__Given problem__. Work through the data below line by line and say how many lines hold "Webhooks"; give only the number.

__Material supplied__.

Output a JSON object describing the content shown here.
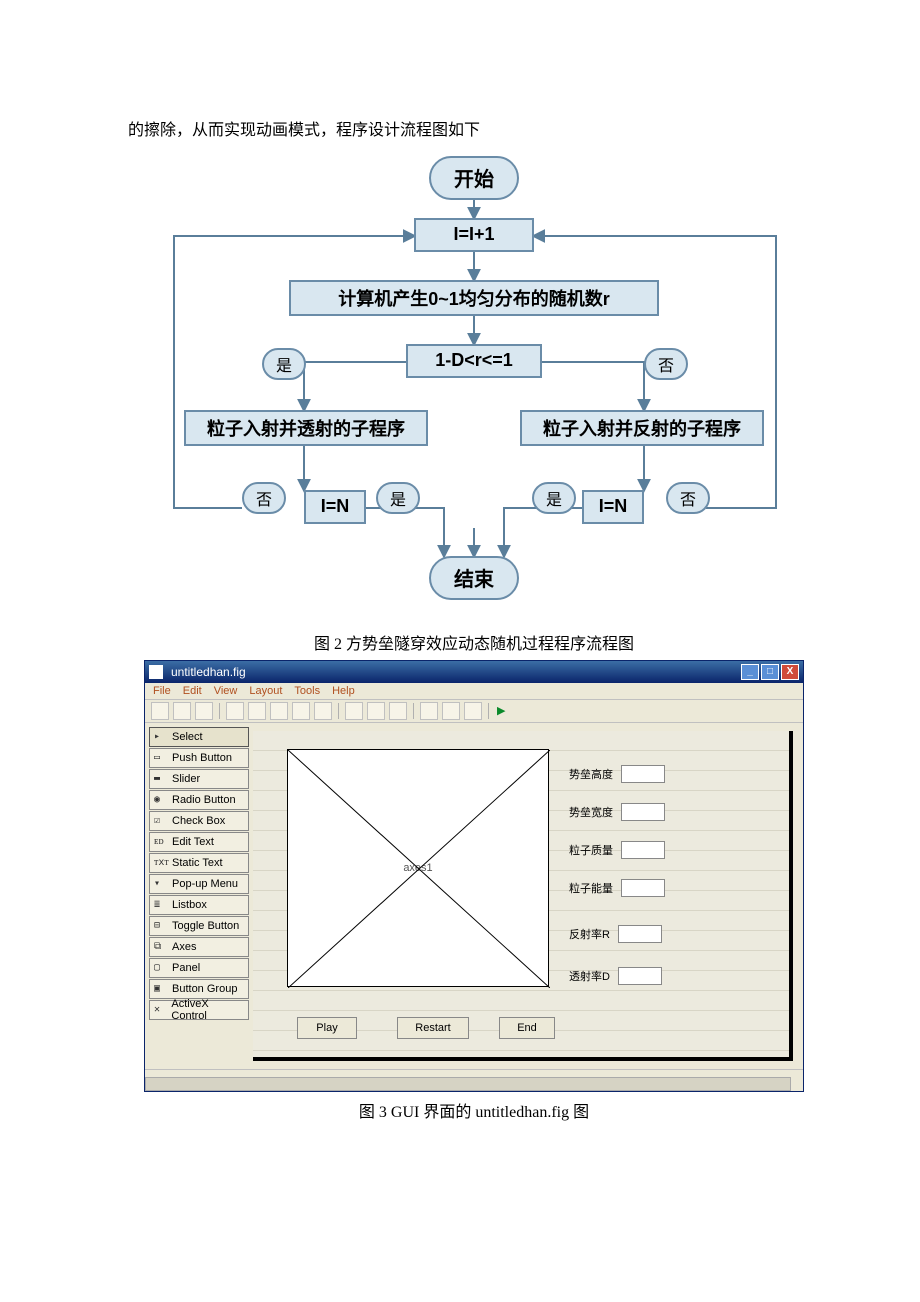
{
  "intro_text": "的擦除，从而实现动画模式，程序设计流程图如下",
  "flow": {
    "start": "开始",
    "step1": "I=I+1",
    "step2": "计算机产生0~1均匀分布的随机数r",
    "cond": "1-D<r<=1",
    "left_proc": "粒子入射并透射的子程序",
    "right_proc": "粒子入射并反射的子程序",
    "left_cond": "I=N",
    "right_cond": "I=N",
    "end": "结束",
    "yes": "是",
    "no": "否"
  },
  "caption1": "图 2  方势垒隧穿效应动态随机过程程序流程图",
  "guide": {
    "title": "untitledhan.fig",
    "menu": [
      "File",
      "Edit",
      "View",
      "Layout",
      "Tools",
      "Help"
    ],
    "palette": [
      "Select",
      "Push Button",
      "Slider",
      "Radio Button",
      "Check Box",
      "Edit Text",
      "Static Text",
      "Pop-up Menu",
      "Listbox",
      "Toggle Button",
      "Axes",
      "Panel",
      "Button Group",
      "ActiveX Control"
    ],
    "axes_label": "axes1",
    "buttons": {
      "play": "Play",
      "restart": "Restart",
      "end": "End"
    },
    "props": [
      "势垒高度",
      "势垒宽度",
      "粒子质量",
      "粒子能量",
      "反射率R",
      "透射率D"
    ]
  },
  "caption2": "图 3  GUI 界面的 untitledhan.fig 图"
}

* * *

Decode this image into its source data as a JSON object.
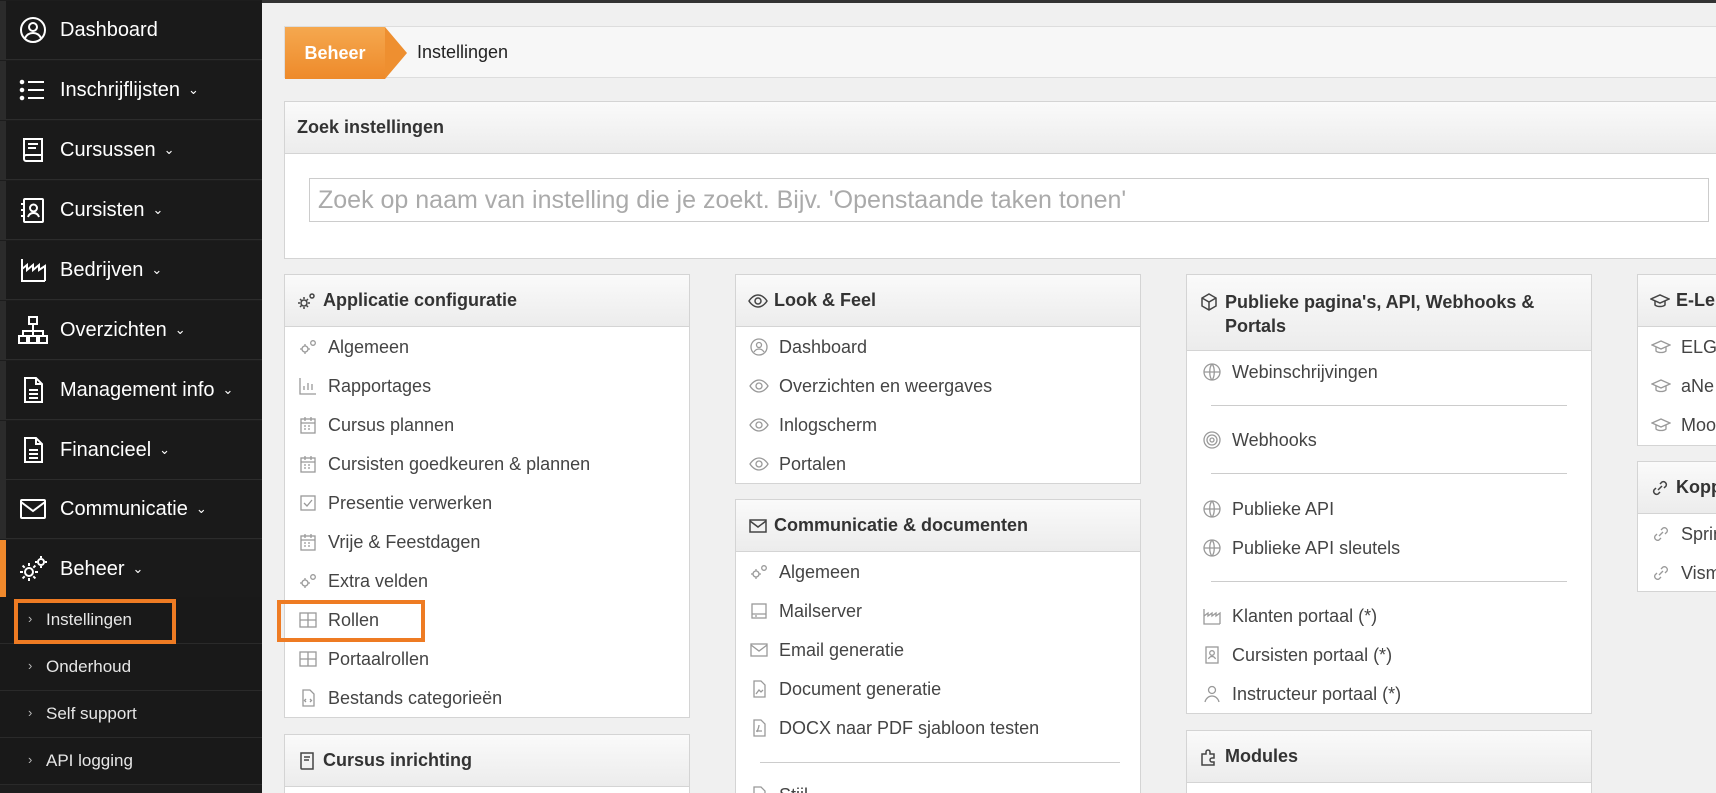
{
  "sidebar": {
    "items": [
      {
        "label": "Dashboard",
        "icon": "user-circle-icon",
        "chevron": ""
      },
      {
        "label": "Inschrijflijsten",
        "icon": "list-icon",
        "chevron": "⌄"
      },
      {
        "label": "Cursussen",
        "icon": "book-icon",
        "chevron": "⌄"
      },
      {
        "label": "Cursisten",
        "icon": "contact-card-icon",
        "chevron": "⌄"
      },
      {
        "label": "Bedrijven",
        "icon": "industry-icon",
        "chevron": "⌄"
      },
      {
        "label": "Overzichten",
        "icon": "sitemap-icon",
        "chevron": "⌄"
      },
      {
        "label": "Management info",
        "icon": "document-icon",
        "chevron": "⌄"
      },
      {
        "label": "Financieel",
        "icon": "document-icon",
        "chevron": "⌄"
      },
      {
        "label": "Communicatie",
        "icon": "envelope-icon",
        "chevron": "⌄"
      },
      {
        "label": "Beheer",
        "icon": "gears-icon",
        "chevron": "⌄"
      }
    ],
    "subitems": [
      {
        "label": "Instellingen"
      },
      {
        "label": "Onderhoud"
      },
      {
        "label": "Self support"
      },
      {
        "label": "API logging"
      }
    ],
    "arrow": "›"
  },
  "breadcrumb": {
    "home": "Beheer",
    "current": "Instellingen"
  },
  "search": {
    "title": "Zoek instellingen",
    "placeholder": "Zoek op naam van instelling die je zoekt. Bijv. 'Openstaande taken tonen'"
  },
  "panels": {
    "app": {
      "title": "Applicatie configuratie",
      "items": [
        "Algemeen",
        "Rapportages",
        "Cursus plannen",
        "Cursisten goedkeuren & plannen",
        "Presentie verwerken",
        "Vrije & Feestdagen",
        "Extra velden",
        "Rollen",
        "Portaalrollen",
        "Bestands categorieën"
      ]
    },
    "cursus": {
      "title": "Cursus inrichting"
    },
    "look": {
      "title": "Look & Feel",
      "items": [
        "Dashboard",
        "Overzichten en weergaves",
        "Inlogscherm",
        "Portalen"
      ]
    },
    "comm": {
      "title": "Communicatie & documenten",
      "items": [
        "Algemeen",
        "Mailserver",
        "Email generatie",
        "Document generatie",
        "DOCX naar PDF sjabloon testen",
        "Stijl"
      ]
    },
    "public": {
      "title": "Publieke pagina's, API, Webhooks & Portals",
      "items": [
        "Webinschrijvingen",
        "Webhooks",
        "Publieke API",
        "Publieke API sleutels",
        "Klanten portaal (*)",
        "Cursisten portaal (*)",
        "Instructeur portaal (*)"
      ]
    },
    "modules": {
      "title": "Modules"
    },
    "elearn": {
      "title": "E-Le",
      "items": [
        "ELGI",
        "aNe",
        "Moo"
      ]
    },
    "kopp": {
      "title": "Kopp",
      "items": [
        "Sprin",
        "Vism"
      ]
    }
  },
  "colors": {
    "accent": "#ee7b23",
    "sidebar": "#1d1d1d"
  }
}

__Solution to the exercise__. 2